▶ **OBJECTIVE**
Copy every line with the string "Батюк" in it.

▶ **DATASET ENTRIES**
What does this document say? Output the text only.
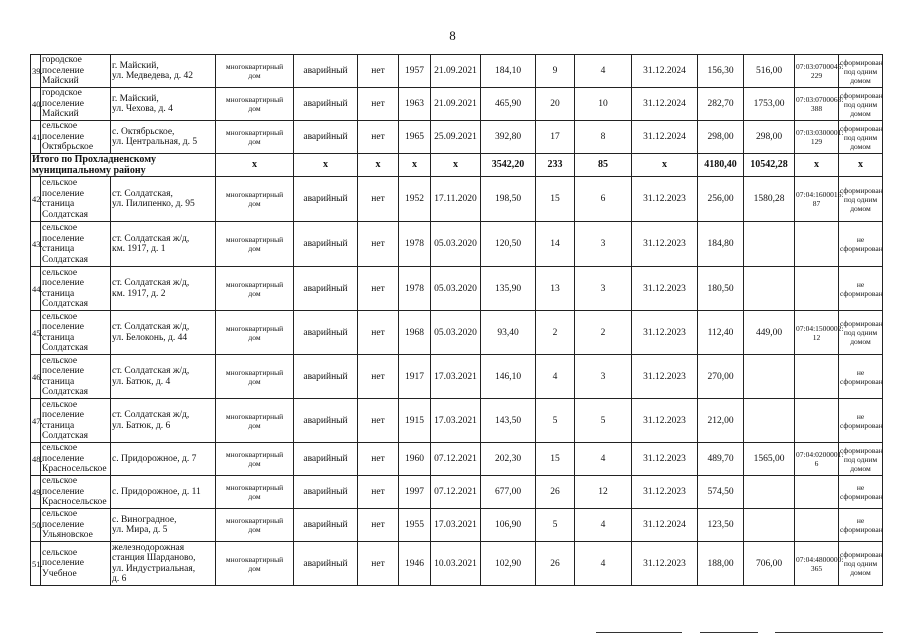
8
39.	городское
поселение
Майский	г. Майский,
ул. Медведева, д. 42	многоквартирный
дом	аварийный	нет	1957	21.09.2021	184,10	9	4	31.12.2024	156,30	516,00	07:03:0700045:
229	сформирован
под одним
домом
40.	городское
поселение
Майский	г. Майский,
ул. Чехова, д. 4	многоквартирный
дом	аварийный	нет	1963	21.09.2021	465,90	20	10	31.12.2024	282,70	1753,00	07:03:0700068:
388	сформирован
под одним
домом
41.	сельское
поселение
Октябрьское	с. Октябрьское,
ул. Центральная, д. 5	многоквартирный
дом	аварийный	нет	1965	25.09.2021	392,80	17	8	31.12.2024	298,00	298,00	07:03:0300001:
129	сформирован
под одним
домом
Итого по Прохладненскому
муниципальному району			x	x	x	x	x	3542,20	233	85	x	4180,40	10542,28	x	x
42.	сельское
поселение
станица
Солдатская	ст. Солдатская,
ул. Пилипенко, д. 95	многоквартирный
дом	аварийный	нет	1952	17.11.2020	198,50	15	6	31.12.2023	256,00	1580,28	07:04:1600016:
87	сформирован
под одним
домом
43.	сельское
поселение
станица
Солдатская	ст. Солдатская ж/д,
км. 1917, д. 1	многоквартирный
дом	аварийный	нет	1978	05.03.2020	120,50	14	3	31.12.2023	184,80			не
сформирован
44.	сельское
поселение
станица
Солдатская	ст. Солдатская ж/д,
км. 1917, д. 2	многоквартирный
дом	аварийный	нет	1978	05.03.2020	135,90	13	3	31.12.2023	180,50			не
сформирован
45.	сельское
поселение
станица
Солдатская	ст. Солдатская ж/д,
ул. Белоконь, д. 44	многоквартирный
дом	аварийный	нет	1968	05.03.2020	93,40	2	2	31.12.2023	112,40	449,00	07:04:1500002:
12	сформирован
под одним
домом
46.	сельское
поселение
станица
Солдатская	ст. Солдатская ж/д,
ул. Батюк, д. 4	многоквартирный
дом	аварийный	нет	1917	17.03.2021	146,10	4	3	31.12.2023	270,00			не
сформирован
47.	сельское
поселение
станица
Солдатская	ст. Солдатская ж/д,
ул. Батюк, д. 6	многоквартирный
дом	аварийный	нет	1915	17.03.2021	143,50	5	5	31.12.2023	212,00			не
сформирован
48.	сельское
поселение
Красносельское	с. Придорожное, д. 7	многоквартирный
дом	аварийный	нет	1960	07.12.2021	202,30	15	4	31.12.2023	489,70	1565,00	07:04:0200001:
6	сформирован
под одним
домом
49.	сельское
поселение
Красносельское	с. Придорожное, д. 11	многоквартирный
дом	аварийный	нет	1997	07.12.2021	677,00	26	12	31.12.2023	574,50			не
сформирован
50.	сельское
поселение
Ульяновское	с. Виноградное,
ул. Мира, д. 5	многоквартирный
дом	аварийный	нет	1955	17.03.2021	106,90	5	4	31.12.2024	123,50			не
сформирован
51.	сельское
поселение
Учебное	железнодорожная
станция Шарданово,
ул. Индустриальная,
д. 6	многоквартирный
дом	аварийный	нет	1946	10.03.2021	102,90	26	4	31.12.2023	188,00	706,00	07:04:4800000:
365	сформирован
под одним
домом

▶ **SOLUTION TO THIS TASK**
ул. Батюк, д. 4	многоквартирный
ул. Батюк, д. 6	многоквартирный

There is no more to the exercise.